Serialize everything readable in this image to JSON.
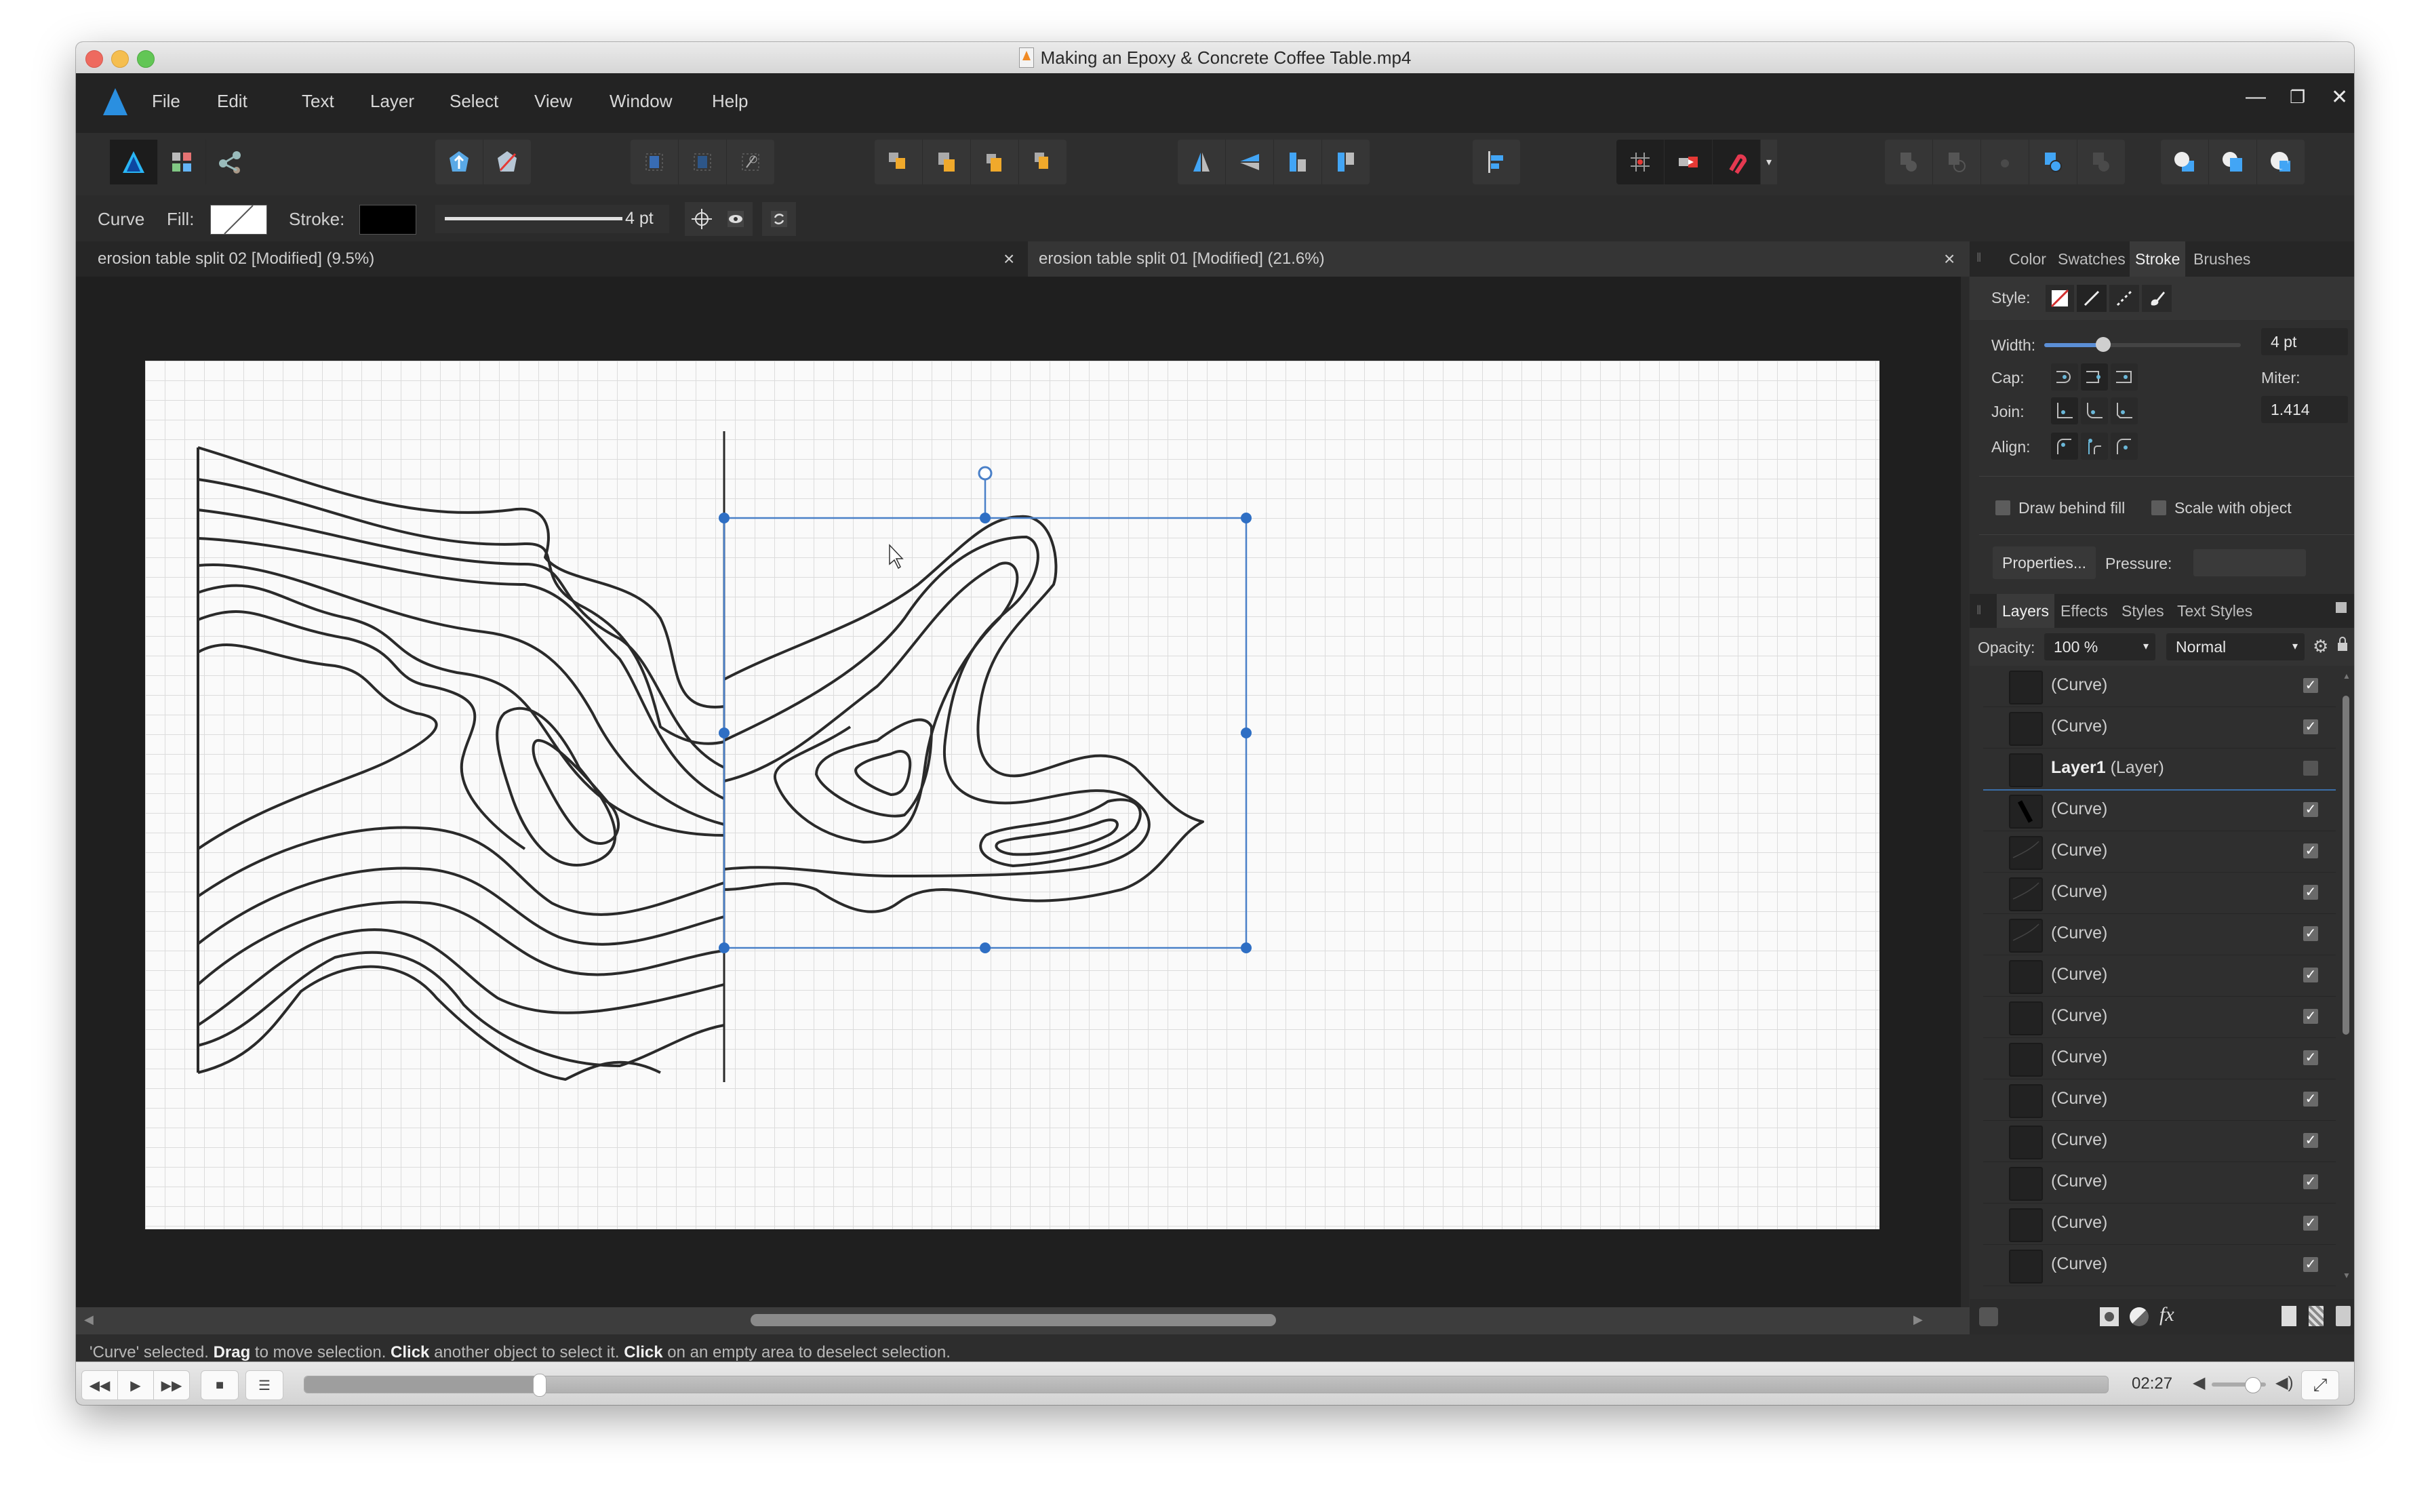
{
  "window": {
    "title": "Making an Epoxy & Concrete Coffee Table.mp4"
  },
  "menubar": {
    "items": [
      "File",
      "Edit",
      "Text",
      "Layer",
      "Select",
      "View",
      "Window",
      "Help"
    ],
    "window_controls": {
      "minimize": "—",
      "restore": "❐",
      "close": "✕"
    }
  },
  "toolbar": {
    "groups": [
      {
        "name": "personas",
        "icons": [
          "designer-persona-icon",
          "pixel-persona-icon",
          "export-persona-icon"
        ]
      },
      {
        "name": "snapshot",
        "icons": [
          "flood-fill-icon",
          "erase-icon"
        ]
      },
      {
        "name": "transform",
        "icons": [
          "transform-grid-icon",
          "transform-bounds-icon",
          "transform-rotate-icon"
        ]
      },
      {
        "name": "arrange",
        "icons": [
          "move-to-back-icon",
          "move-back-one-icon",
          "move-forward-one-icon",
          "move-to-front-icon"
        ]
      },
      {
        "name": "flip",
        "icons": [
          "flip-horizontal-icon",
          "flip-vertical-icon",
          "rotate-left-icon",
          "rotate-right-icon"
        ]
      },
      {
        "name": "align",
        "icons": [
          "align-icon"
        ]
      },
      {
        "name": "snapping",
        "icons": [
          "snap-grid-icon",
          "snap-move-icon",
          "snapping-magnet-icon"
        ]
      },
      {
        "name": "boolean",
        "icons": [
          "add-icon",
          "subtract-icon",
          "intersect-icon",
          "xor-icon",
          "divide-icon"
        ]
      },
      {
        "name": "assistants",
        "icons": [
          "insert-behind-icon",
          "insert-inside-icon",
          "insert-top-icon"
        ]
      }
    ]
  },
  "context": {
    "tool_label": "Curve",
    "fill_label": "Fill:",
    "stroke_label": "Stroke:",
    "stroke_width": "4 pt",
    "fill_color": "none",
    "stroke_color": "#000000"
  },
  "documents": {
    "tabs": [
      {
        "label": "erosion table split 02 [Modified] (9.5%)",
        "active": false
      },
      {
        "label": "erosion table split 01 [Modified] (21.6%)",
        "active": true
      }
    ],
    "close_glyph": "×"
  },
  "stroke_panel": {
    "tabs": [
      "Color",
      "Swatches",
      "Stroke",
      "Brushes"
    ],
    "active_tab": "Stroke",
    "style_label": "Style:",
    "width_label": "Width:",
    "width_value": "4 pt",
    "width_slider_fraction": 0.3,
    "cap_label": "Cap:",
    "join_label": "Join:",
    "align_label": "Align:",
    "miter_label": "Miter:",
    "miter_value": "1.414",
    "draw_behind_fill": "Draw behind fill",
    "scale_with_object": "Scale with object",
    "properties_button": "Properties...",
    "pressure_label": "Pressure:"
  },
  "layers_panel": {
    "tabs": [
      "Layers",
      "Effects",
      "Styles",
      "Text Styles"
    ],
    "active_tab": "Layers",
    "opacity_label": "Opacity:",
    "opacity_value": "100 %",
    "blend_mode": "Normal",
    "rows": [
      {
        "name": "(Curve)",
        "bold": "",
        "visible": true
      },
      {
        "name": "(Curve)",
        "bold": "",
        "visible": true
      },
      {
        "name": "(Layer)",
        "bold": "Layer1",
        "visible": false
      },
      {
        "name": "(Curve)",
        "bold": "",
        "visible": true
      },
      {
        "name": "(Curve)",
        "bold": "",
        "visible": true
      },
      {
        "name": "(Curve)",
        "bold": "",
        "visible": true
      },
      {
        "name": "(Curve)",
        "bold": "",
        "visible": true
      },
      {
        "name": "(Curve)",
        "bold": "",
        "visible": true
      },
      {
        "name": "(Curve)",
        "bold": "",
        "visible": true
      },
      {
        "name": "(Curve)",
        "bold": "",
        "visible": true
      },
      {
        "name": "(Curve)",
        "bold": "",
        "visible": true
      },
      {
        "name": "(Curve)",
        "bold": "",
        "visible": true
      },
      {
        "name": "(Curve)",
        "bold": "",
        "visible": true
      },
      {
        "name": "(Curve)",
        "bold": "",
        "visible": true
      },
      {
        "name": "(Curve)",
        "bold": "",
        "visible": true
      }
    ],
    "check_glyph": "✓"
  },
  "status": {
    "parts": [
      {
        "text": "'Curve' selected. ",
        "bold": false
      },
      {
        "text": "Drag",
        "bold": true
      },
      {
        "text": " to move selection. ",
        "bold": false
      },
      {
        "text": "Click",
        "bold": true
      },
      {
        "text": " another object to select it. ",
        "bold": false
      },
      {
        "text": "Click",
        "bold": true
      },
      {
        "text": " on an empty area to deselect selection.",
        "bold": false
      }
    ]
  },
  "video": {
    "time": "02:27",
    "progress_fraction": 0.13,
    "volume_fraction": 0.75,
    "buttons": {
      "rewind": "◀◀",
      "play": "▶",
      "forward": "▶▶",
      "stop": "■",
      "playlist": "☰",
      "fullscreen": "⤢"
    }
  }
}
⁂
**SET EXERCISE**
The records above need to be given again exactly. Omit the pictures.

**COMPLETE OUTPUT**
Serialize everything readable in this image to JSON.
{
  "window": {
    "title": "Making an Epoxy & Concrete Coffee Table.mp4"
  },
  "menubar": {
    "items": [
      "File",
      "Edit",
      "Text",
      "Layer",
      "Select",
      "View",
      "Window",
      "Help"
    ],
    "window_controls": {
      "minimize": "—",
      "restore": "❐",
      "close": "✕"
    }
  },
  "toolbar": {
    "groups": [
      {
        "name": "personas",
        "icons": [
          "designer-persona-icon",
          "pixel-persona-icon",
          "export-persona-icon"
        ]
      },
      {
        "name": "snapshot",
        "icons": [
          "flood-fill-icon",
          "erase-icon"
        ]
      },
      {
        "name": "transform",
        "icons": [
          "transform-grid-icon",
          "transform-bounds-icon",
          "transform-rotate-icon"
        ]
      },
      {
        "name": "arrange",
        "icons": [
          "move-to-back-icon",
          "move-back-one-icon",
          "move-forward-one-icon",
          "move-to-front-icon"
        ]
      },
      {
        "name": "flip",
        "icons": [
          "flip-horizontal-icon",
          "flip-vertical-icon",
          "rotate-left-icon",
          "rotate-right-icon"
        ]
      },
      {
        "name": "align",
        "icons": [
          "align-icon"
        ]
      },
      {
        "name": "snapping",
        "icons": [
          "snap-grid-icon",
          "snap-move-icon",
          "snapping-magnet-icon"
        ]
      },
      {
        "name": "boolean",
        "icons": [
          "add-icon",
          "subtract-icon",
          "intersect-icon",
          "xor-icon",
          "divide-icon"
        ]
      },
      {
        "name": "assistants",
        "icons": [
          "insert-behind-icon",
          "insert-inside-icon",
          "insert-top-icon"
        ]
      }
    ]
  },
  "context": {
    "tool_label": "Curve",
    "fill_label": "Fill:",
    "stroke_label": "Stroke:",
    "stroke_width": "4 pt",
    "fill_color": "none",
    "stroke_color": "#000000"
  },
  "documents": {
    "tabs": [
      {
        "label": "erosion table split 02 [Modified] (9.5%)",
        "active": false
      },
      {
        "label": "erosion table split 01 [Modified] (21.6%)",
        "active": true
      }
    ],
    "close_glyph": "×"
  },
  "stroke_panel": {
    "tabs": [
      "Color",
      "Swatches",
      "Stroke",
      "Brushes"
    ],
    "active_tab": "Stroke",
    "style_label": "Style:",
    "width_label": "Width:",
    "width_value": "4 pt",
    "width_slider_fraction": 0.3,
    "cap_label": "Cap:",
    "join_label": "Join:",
    "align_label": "Align:",
    "miter_label": "Miter:",
    "miter_value": "1.414",
    "draw_behind_fill": "Draw behind fill",
    "scale_with_object": "Scale with object",
    "properties_button": "Properties...",
    "pressure_label": "Pressure:"
  },
  "layers_panel": {
    "tabs": [
      "Layers",
      "Effects",
      "Styles",
      "Text Styles"
    ],
    "active_tab": "Layers",
    "opacity_label": "Opacity:",
    "opacity_value": "100 %",
    "blend_mode": "Normal",
    "rows": [
      {
        "name": "(Curve)",
        "bold": "",
        "visible": true
      },
      {
        "name": "(Curve)",
        "bold": "",
        "visible": true
      },
      {
        "name": "(Layer)",
        "bold": "Layer1",
        "visible": false
      },
      {
        "name": "(Curve)",
        "bold": "",
        "visible": true
      },
      {
        "name": "(Curve)",
        "bold": "",
        "visible": true
      },
      {
        "name": "(Curve)",
        "bold": "",
        "visible": true
      },
      {
        "name": "(Curve)",
        "bold": "",
        "visible": true
      },
      {
        "name": "(Curve)",
        "bold": "",
        "visible": true
      },
      {
        "name": "(Curve)",
        "bold": "",
        "visible": true
      },
      {
        "name": "(Curve)",
        "bold": "",
        "visible": true
      },
      {
        "name": "(Curve)",
        "bold": "",
        "visible": true
      },
      {
        "name": "(Curve)",
        "bold": "",
        "visible": true
      },
      {
        "name": "(Curve)",
        "bold": "",
        "visible": true
      },
      {
        "name": "(Curve)",
        "bold": "",
        "visible": true
      },
      {
        "name": "(Curve)",
        "bold": "",
        "visible": true
      }
    ],
    "check_glyph": "✓"
  },
  "status": {
    "parts": [
      {
        "text": "'Curve' selected. ",
        "bold": false
      },
      {
        "text": "Drag",
        "bold": true
      },
      {
        "text": " to move selection. ",
        "bold": false
      },
      {
        "text": "Click",
        "bold": true
      },
      {
        "text": " another object to select it. ",
        "bold": false
      },
      {
        "text": "Click",
        "bold": true
      },
      {
        "text": " on an empty area to deselect selection.",
        "bold": false
      }
    ]
  },
  "video": {
    "time": "02:27",
    "progress_fraction": 0.13,
    "volume_fraction": 0.75,
    "buttons": {
      "rewind": "◀◀",
      "play": "▶",
      "forward": "▶▶",
      "stop": "■",
      "playlist": "☰",
      "fullscreen": "⤢"
    }
  }
}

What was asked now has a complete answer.